# Analyzing Text With NLTK

## Overview
Basic text analytics with NLTK

## Runtime
20 mins

## Step 1 : Wordcount on NLTK Corpus
Let's do some basic word counts in corpus

In [None]:
import nltk
from os.path import expanduser
nltk.data.path.append( expanduser("~") + "/data/nltk_data")
from nltk.corpus import state_union
from nltk import FreqDist

## -- state of the union
print(state_union.fileids())
print("---")

gw2006 = state_union.raw('2006-GWBush.txt')
print ("len of gw2006 : " , len(gw2006))
print ("gw2006 :\n",  gw2006[1:300])
print("---")

## TODO-2 :  get the words
gw2006_words = state_union.words('???')
## TODO-3 : print number of words and some words (Hint : gw2006_words[1:100])
print("len(gw2006_words) : ", len(???))
print ("gw2006_words : \n", ???)
print("---")

fdist = nltk.FreqDist(gw2006_words)
print ("most common words : " , fdist.most_common(50))
## What do we see?

## Step 2 : Cleaning up text
In the previous example, our top words were 'the', 'and' , 'of'.  These are called 'stop words'.  Let's clean them up.

In [None]:
import nltk
from os.path import expanduser
nltk.data.path.append( expanduser("~") + "/data/nltk_data")
from nltk.corpus import stopwords
from nltk.corpus import state_union

gw2006_words = state_union.words('2006-GWBush.txt')
gw2006_words_lower = [i.lower() for i in gw2006_words]
print("len(gw2006_words) : ", len(gw2006_words))
print("---")

stop_words_en = set(stopwords.words('english'))
print ("len(stop_words_en) : ", len(stop_words_en))
print("stop words_en : \n", sorted(stop_words_en))
print("---")

cleaned = [i for i in gw2006_words_lower if i not in stop_words_en]
## TODO : how many words in cleaned
print("len(cleaned) : ", ???)
print("---")

print("cleaned text:\n", cleaned[1:200])
print("---")

fdist = nltk.FreqDist(cleaned)
print ("most common words in cleaned :\n" , fdist.most_common(50))
print("---")

# we need to remove punctuation
stop_words_en.update(['-', '.', ',', '#', '"', "'", '?', '!', ':', ';', '(', ')', '[', ']', '{', '}']) 

cleaned2 = [i for i in gw2006_words_lower if i not in stop_words_en]
## TODO : how many words in cleaned
print("len(cleaned2) : ", ???)
print("---")

## TODO - calculate FreqDist for cleaned2
fdist = nltk.FreqDist(???)
print ("most common words in cleaned2 :\n" , fdist.most_common(50))
print("---")

*Exercise goal*: Write the next part of the NLTK text analysis tutorial, picking up after its last line. The material after this text isn't needed.

*Data provided*:
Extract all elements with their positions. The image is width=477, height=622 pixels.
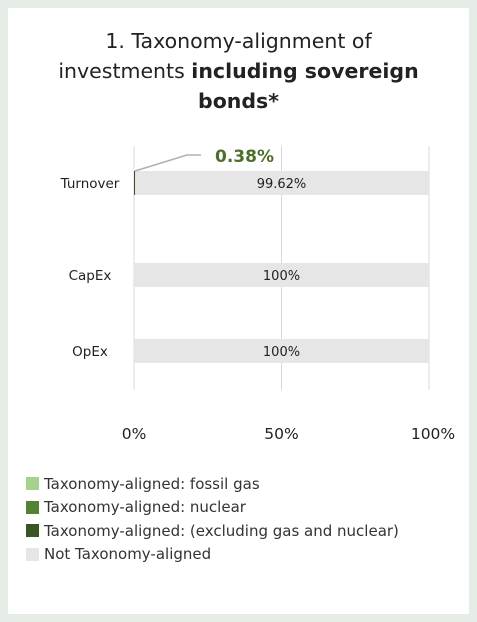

*Output*:
## TODO :  further cleanup
## Inspecting the output, we see a couple of punctuations that need cleaning up
## add them to stop words list and clean up again
stop_words_en.update(['.)', '??']) 
cleaned3 = [i for i in gw2006_words_lower if i not in stop_words_en]
## TODO : len of cleaned3
print("len(cleaned3) : ", ???)
print("---")

## TODO : Commpute FreqDist for cleaned3
fdist = nltk.FreqDist(???)
print ("most common words in cleaned3 :\n" , fdist.most_common(50))
print("---")

## Step 3 : Analyze another text dataset
In the previous exercise we analyzed data bundled with NLTK.
In this section, we are going to load and analyze custom dataset

We will use [State of the union 2014 by President Obama](../data/text/sotu-2014-obama.txt)

In [None]:
import nltk
from os.path import expanduser
nltk.data.path.append( expanduser("~") + "/data/nltk_data")
from nltk.corpus import stopwords
from nltk.tokenize import word_tokenize
from nltk.tokenize import wordpunct_tokenize

f = open('../data/text/sotu-2014-obama.txt')
text = f.read()
print("len(text)", len(text))
print("text:\n", text[1:500])
print("---")

# Tokenize, split into words
words = word_tokenize(text)
words_lower = [i.lower() for i in words]
print("len(words) : ", ???)
print("words:\n", words[:50])
print ("---")
print("words_lower:\n", words_lower[:50])
print ("---")

# fdist
fdist = nltk.FreqDist(words)
print ("most common in words :\n" , fdist.most_common(50))
print ("---")


## TODO : now use the above example to eliminate stop words from text
## and run distribution

stop_words_en = set(stopwords.words('english'))

cleaned1 = [i for i in words_lower if i not in stop_words_en]
print("len(cleaned1) : ", len(cleaned))
print("---")

fdist = nltk.FreqDist(???)
print ("most common in cleaned1 :\n" , fdist.most_common(50))
print ("---")

## TODO : continue cleaning up further
## remove punctuation
## remove any other 

## Final output is 
## [('applause', 97), ('america', 39), ('help', 32), ('cheers', 32)

## Step 4 : Stemming Part 1
Let's explore different stemming algorithm available in NLTK.  Run the code below and observe the differences in stemming (marked by \*)

In [None]:
import nltk
from os.path import expanduser
nltk.data.path.append( expanduser("~") + "/data/nltk_data")
from nltk.stem.snowball import SnowballStemmer
from nltk.stem.porter import PorterStemmer
from nltk.stem.lancaster import LancasterStemmer

words = ['run', 'running', 'like', 'liked', 'snow', 'snowing', 'dog', 'dogs', 'maximum', 
         'multiply', 'crying', 'leaves', 'fairly']
#print(words)
stemmer_snowball = SnowballStemmer("english")
stemmer_porter = PorterStemmer()
stemmer_lancaster = LancasterStemmer()
#stemmed_tokens =  [stemmer.stem(word) for word in words]
#print(stemmed_tokens)

# run through a few stems
print("word,  snowball_stem,   porter_stem, lancaster stem")
for w in words:
    snowball_stem = stemmer_snowball.stem(w)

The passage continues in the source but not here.